━━ Recorded data

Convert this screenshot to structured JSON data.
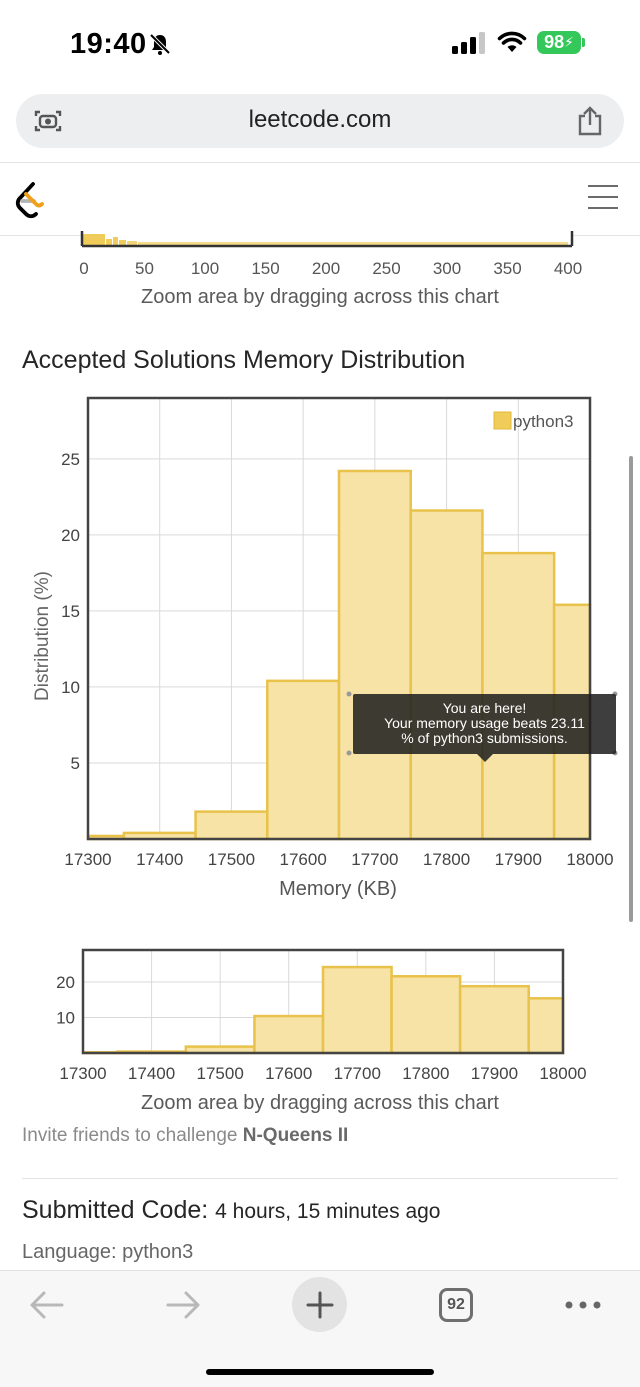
{
  "status_bar": {
    "time": "19:40",
    "battery": "98"
  },
  "browser": {
    "url": "leetcode.com",
    "open_tabs": "92"
  },
  "top_zoom_chart": {
    "x_ticks": [
      "0",
      "50",
      "100",
      "150",
      "200",
      "250",
      "300",
      "350",
      "400"
    ],
    "hint": "Zoom area by dragging across this chart"
  },
  "memory_section": {
    "title": "Accepted Solutions Memory Distribution"
  },
  "tooltip": {
    "line1": "You are here!",
    "line2": "Your memory usage beats 23.11",
    "line3": "% of python3 submissions."
  },
  "zoom_chart": {
    "hint": "Zoom area by dragging across this chart"
  },
  "invite": {
    "prefix": "Invite friends to challenge",
    "problem": "N-Queens II"
  },
  "submission": {
    "label": "Submitted Code:",
    "time_ago": "4 hours, 15 minutes ago",
    "language_text": "Language: python3"
  },
  "colors": {
    "bar_fill": "#f7e3a6",
    "bar_stroke": "#e8c24a",
    "battery": "#34c759"
  },
  "chart_data": [
    {
      "type": "bar",
      "title": "Accepted Solutions Memory Distribution",
      "xlabel": "Memory (KB)",
      "ylabel": "Distribution (%)",
      "x_ticks": [
        "17300",
        "17400",
        "17500",
        "17600",
        "17700",
        "17800",
        "17900",
        "18000"
      ],
      "y_ticks": [
        "5",
        "10",
        "15",
        "20",
        "25"
      ],
      "xlim": [
        17300,
        18000
      ],
      "ylim": [
        0,
        29
      ],
      "legend": "top-right",
      "grid": true,
      "series": [
        {
          "name": "python3",
          "bins": [
            {
              "start": 17300,
              "end": 17350,
              "value": 0.2
            },
            {
              "start": 17350,
              "end": 17450,
              "value": 0.4
            },
            {
              "start": 17450,
              "end": 17550,
              "value": 1.8
            },
            {
              "start": 17550,
              "end": 17650,
              "value": 10.4
            },
            {
              "start": 17650,
              "end": 17750,
              "value": 24.2
            },
            {
              "start": 17750,
              "end": 17850,
              "value": 21.6
            },
            {
              "start": 17850,
              "end": 17950,
              "value": 18.8
            },
            {
              "start": 17950,
              "end": 18010,
              "value": 15.4
            }
          ]
        }
      ]
    },
    {
      "type": "bar",
      "xlabel": "",
      "ylabel": "",
      "x_ticks": [
        "17300",
        "17400",
        "17500",
        "17600",
        "17700",
        "17800",
        "17900",
        "18000"
      ],
      "y_ticks": [
        "10",
        "20"
      ],
      "xlim": [
        17300,
        18000
      ],
      "ylim": [
        0,
        29
      ],
      "grid": true,
      "series": [
        {
          "name": "python3",
          "bins": [
            {
              "start": 17300,
              "end": 17350,
              "value": 0.2
            },
            {
              "start": 17350,
              "end": 17450,
              "value": 0.4
            },
            {
              "start": 17450,
              "end": 17550,
              "value": 1.8
            },
            {
              "start": 17550,
              "end": 17650,
              "value": 10.4
            },
            {
              "start": 17650,
              "end": 17750,
              "value": 24.2
            },
            {
              "start": 17750,
              "end": 17850,
              "value": 21.6
            },
            {
              "start": 17850,
              "end": 17950,
              "value": 18.8
            },
            {
              "start": 17950,
              "end": 18010,
              "value": 15.4
            }
          ]
        }
      ]
    }
  ]
}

━━━━

| Work to complete |
Write the listing above out again exactly, dropping each image.

| Result of this task |
Convert this screenshot to structured JSON data.
{
  "status_bar": {
    "time": "19:40",
    "battery": "98"
  },
  "browser": {
    "url": "leetcode.com",
    "open_tabs": "92"
  },
  "top_zoom_chart": {
    "x_ticks": [
      "0",
      "50",
      "100",
      "150",
      "200",
      "250",
      "300",
      "350",
      "400"
    ],
    "hint": "Zoom area by dragging across this chart"
  },
  "memory_section": {
    "title": "Accepted Solutions Memory Distribution"
  },
  "tooltip": {
    "line1": "You are here!",
    "line2": "Your memory usage beats 23.11",
    "line3": "% of python3 submissions."
  },
  "zoom_chart": {
    "hint": "Zoom area by dragging across this chart"
  },
  "invite": {
    "prefix": "Invite friends to challenge",
    "problem": "N-Queens II"
  },
  "submission": {
    "label": "Submitted Code:",
    "time_ago": "4 hours, 15 minutes ago",
    "language_text": "Language: python3"
  },
  "colors": {
    "bar_fill": "#f7e3a6",
    "bar_stroke": "#e8c24a",
    "battery": "#34c759"
  },
  "chart_data": [
    {
      "type": "bar",
      "title": "Accepted Solutions Memory Distribution",
      "xlabel": "Memory (KB)",
      "ylabel": "Distribution (%)",
      "x_ticks": [
        "17300",
        "17400",
        "17500",
        "17600",
        "17700",
        "17800",
        "17900",
        "18000"
      ],
      "y_ticks": [
        "5",
        "10",
        "15",
        "20",
        "25"
      ],
      "xlim": [
        17300,
        18000
      ],
      "ylim": [
        0,
        29
      ],
      "legend": "top-right",
      "grid": true,
      "series": [
        {
          "name": "python3",
          "bins": [
            {
              "start": 17300,
              "end": 17350,
              "value": 0.2
            },
            {
              "start": 17350,
              "end": 17450,
              "value": 0.4
            },
            {
              "start": 17450,
              "end": 17550,
              "value": 1.8
            },
            {
              "start": 17550,
              "end": 17650,
              "value": 10.4
            },
            {
              "start": 17650,
              "end": 17750,
              "value": 24.2
            },
            {
              "start": 17750,
              "end": 17850,
              "value": 21.6
            },
            {
              "start": 17850,
              "end": 17950,
              "value": 18.8
            },
            {
              "start": 17950,
              "end": 18010,
              "value": 15.4
            }
          ]
        }
      ]
    },
    {
      "type": "bar",
      "xlabel": "",
      "ylabel": "",
      "x_ticks": [
        "17300",
        "17400",
        "17500",
        "17600",
        "17700",
        "17800",
        "17900",
        "18000"
      ],
      "y_ticks": [
        "10",
        "20"
      ],
      "xlim": [
        17300,
        18000
      ],
      "ylim": [
        0,
        29
      ],
      "grid": true,
      "series": [
        {
          "name": "python3",
          "bins": [
            {
              "start": 17300,
              "end": 17350,
              "value": 0.2
            },
            {
              "start": 17350,
              "end": 17450,
              "value": 0.4
            },
            {
              "start": 17450,
              "end": 17550,
              "value": 1.8
            },
            {
              "start": 17550,
              "end": 17650,
              "value": 10.4
            },
            {
              "start": 17650,
              "end": 17750,
              "value": 24.2
            },
            {
              "start": 17750,
              "end": 17850,
              "value": 21.6
            },
            {
              "start": 17850,
              "end": 17950,
              "value": 18.8
            },
            {
              "start": 17950,
              "end": 18010,
              "value": 15.4
            }
          ]
        }
      ]
    }
  ]
}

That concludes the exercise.